▶ What you have to do
Copy out all of the material exactly as presented.

________

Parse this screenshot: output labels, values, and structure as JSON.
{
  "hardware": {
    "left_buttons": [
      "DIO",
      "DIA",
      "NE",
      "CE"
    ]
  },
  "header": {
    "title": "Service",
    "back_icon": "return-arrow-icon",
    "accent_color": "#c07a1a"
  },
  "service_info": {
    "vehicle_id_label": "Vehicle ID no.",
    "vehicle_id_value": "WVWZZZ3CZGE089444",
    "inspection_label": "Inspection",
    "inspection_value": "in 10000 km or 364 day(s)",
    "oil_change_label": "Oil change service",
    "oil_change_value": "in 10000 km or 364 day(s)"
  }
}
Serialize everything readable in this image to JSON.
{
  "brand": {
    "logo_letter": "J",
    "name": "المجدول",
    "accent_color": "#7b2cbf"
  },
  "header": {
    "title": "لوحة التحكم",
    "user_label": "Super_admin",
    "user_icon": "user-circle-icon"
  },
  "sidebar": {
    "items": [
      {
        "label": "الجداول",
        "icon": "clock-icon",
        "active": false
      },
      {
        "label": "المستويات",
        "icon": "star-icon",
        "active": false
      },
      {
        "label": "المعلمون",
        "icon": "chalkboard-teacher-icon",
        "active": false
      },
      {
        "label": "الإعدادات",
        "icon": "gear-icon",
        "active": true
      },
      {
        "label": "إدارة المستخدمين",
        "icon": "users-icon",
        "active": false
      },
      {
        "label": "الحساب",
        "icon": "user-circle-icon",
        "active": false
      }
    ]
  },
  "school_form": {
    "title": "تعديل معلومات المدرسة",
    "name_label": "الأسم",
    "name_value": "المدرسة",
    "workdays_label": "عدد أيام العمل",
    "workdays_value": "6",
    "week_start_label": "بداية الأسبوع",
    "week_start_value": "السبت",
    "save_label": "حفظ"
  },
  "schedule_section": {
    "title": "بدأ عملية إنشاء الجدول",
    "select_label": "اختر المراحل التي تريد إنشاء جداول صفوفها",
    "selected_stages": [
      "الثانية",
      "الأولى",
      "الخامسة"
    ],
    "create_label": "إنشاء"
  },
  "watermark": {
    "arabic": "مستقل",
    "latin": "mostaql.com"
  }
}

________

▶ Result
Parse this screenshot: output labels, values, and structure as JSON.
{
  "hardware": {
    "left_buttons": [
      "DIO",
      "DIA",
      "NE",
      "CE"
    ]
  },
  "header": {
    "title": "Service",
    "back_icon": "return-arrow-icon",
    "accent_color": "#c07a1a"
  },
  "service_info": {
    "vehicle_id_label": "Vehicle ID no.",
    "vehicle_id_value": "WVWZZZ3CZGE089444",
    "inspection_label": "Inspection",
    "inspection_value": "in 10000 km or 364 day(s)",
    "oil_change_label": "Oil change service",
    "oil_change_value": "in 10000 km or 364 day(s)"
  }
}
Serialize everything readable in this image to JSON.
{
  "brand": {
    "logo_letter": "J",
    "name": "المجدول",
    "accent_color": "#7b2cbf"
  },
  "header": {
    "title": "لوحة التحكم",
    "user_label": "Super_admin",
    "user_icon": "user-circle-icon"
  },
  "sidebar": {
    "items": [
      {
        "label": "الجداول",
        "icon": "clock-icon",
        "active": false
      },
      {
        "label": "المستويات",
        "icon": "star-icon",
        "active": false
      },
      {
        "label": "المعلمون",
        "icon": "chalkboard-teacher-icon",
        "active": false
      },
      {
        "label": "الإعدادات",
        "icon": "gear-icon",
        "active": true
      },
      {
        "label": "إدارة المستخدمين",
        "icon": "users-icon",
        "active": false
      },
      {
        "label": "الحساب",
        "icon": "user-circle-icon",
        "active": false
      }
    ]
  },
  "school_form": {
    "title": "تعديل معلومات المدرسة",
    "name_label": "الأسم",
    "name_value": "المدرسة",
    "workdays_label": "عدد أيام العمل",
    "workdays_value": "6",
    "week_start_label": "بداية الأسبوع",
    "week_start_value": "السبت",
    "save_label": "حفظ"
  },
  "schedule_section": {
    "title": "بدأ عملية إنشاء الجدول",
    "select_label": "اختر المراحل التي تريد إنشاء جداول صفوفها",
    "selected_stages": [
      "الثانية",
      "الأولى",
      "الخامسة"
    ],
    "create_label": "إنشاء"
  },
  "watermark": {
    "arabic": "مستقل",
    "latin": "mostaql.com"
  }
}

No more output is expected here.